## [Data for processing]
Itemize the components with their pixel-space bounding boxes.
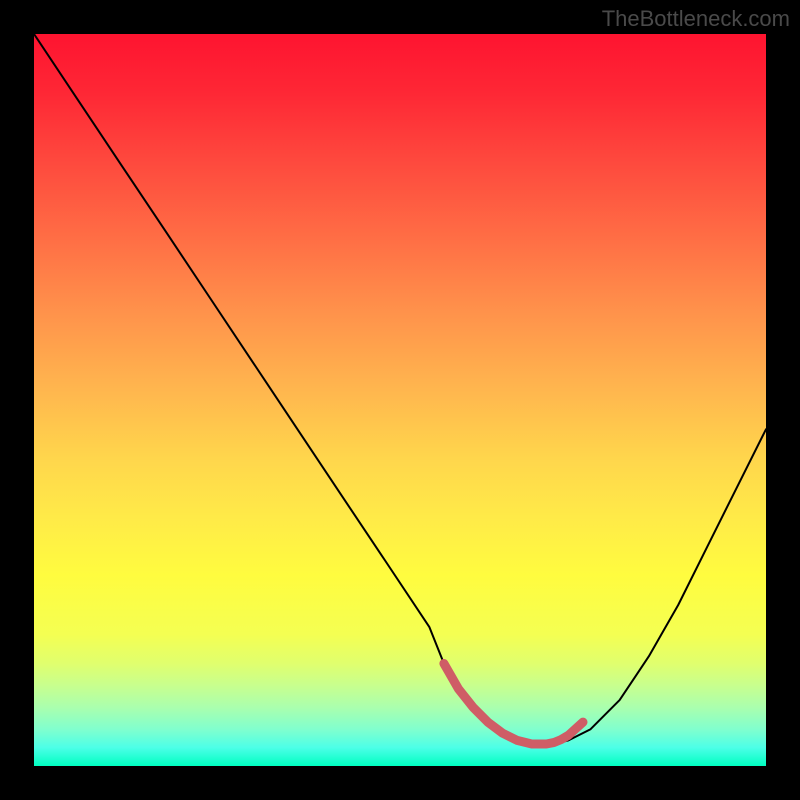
chart-canvas	[34, 34, 766, 766]
watermark-text: TheBottleneck.com	[602, 6, 790, 32]
gradient-background	[34, 34, 766, 766]
bottleneck-chart	[34, 34, 766, 766]
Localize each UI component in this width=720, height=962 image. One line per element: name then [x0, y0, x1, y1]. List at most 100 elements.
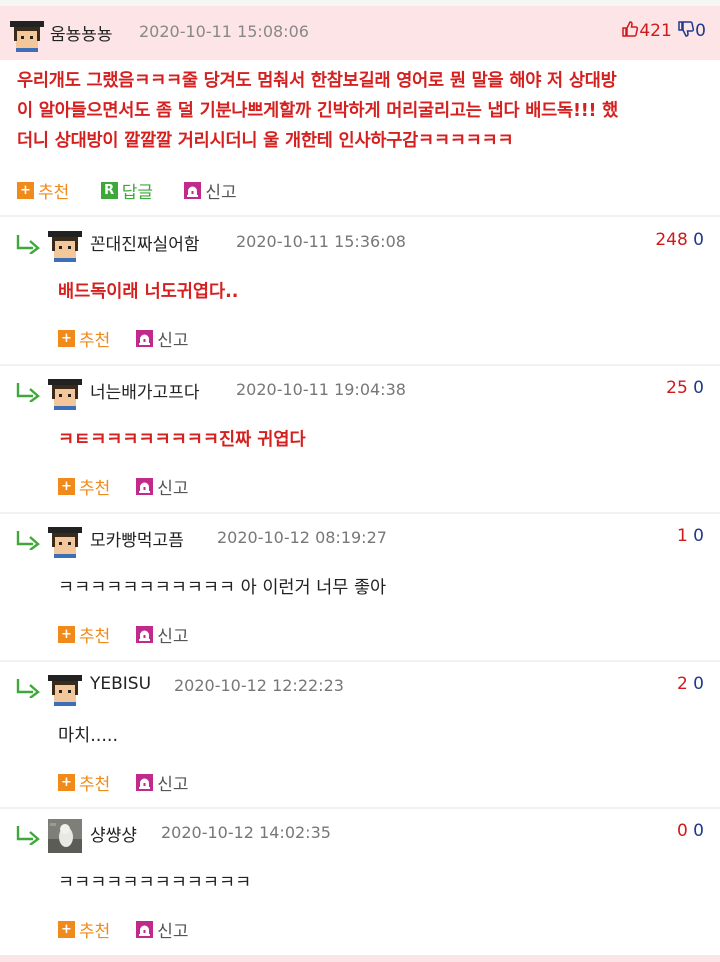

## [What you have to do]
Can you update these lines so that "pixel-space bounding boxes" becomes "pixel coordinates", leave everything else unchanged, and omit the pictures?

## [Solution to this exercise]
Itemize the components with their pixel coordinates.
chart-canvas	[34, 34, 766, 766]
watermark-text: TheBottleneck.com	[602, 6, 790, 32]
gradient-background	[34, 34, 766, 766]
bottleneck-chart	[34, 34, 766, 766]
Localize each UI component in this width=720, height=962 image. One line per element: name then [x0, y0, x1, y1]. List at most 100 elements.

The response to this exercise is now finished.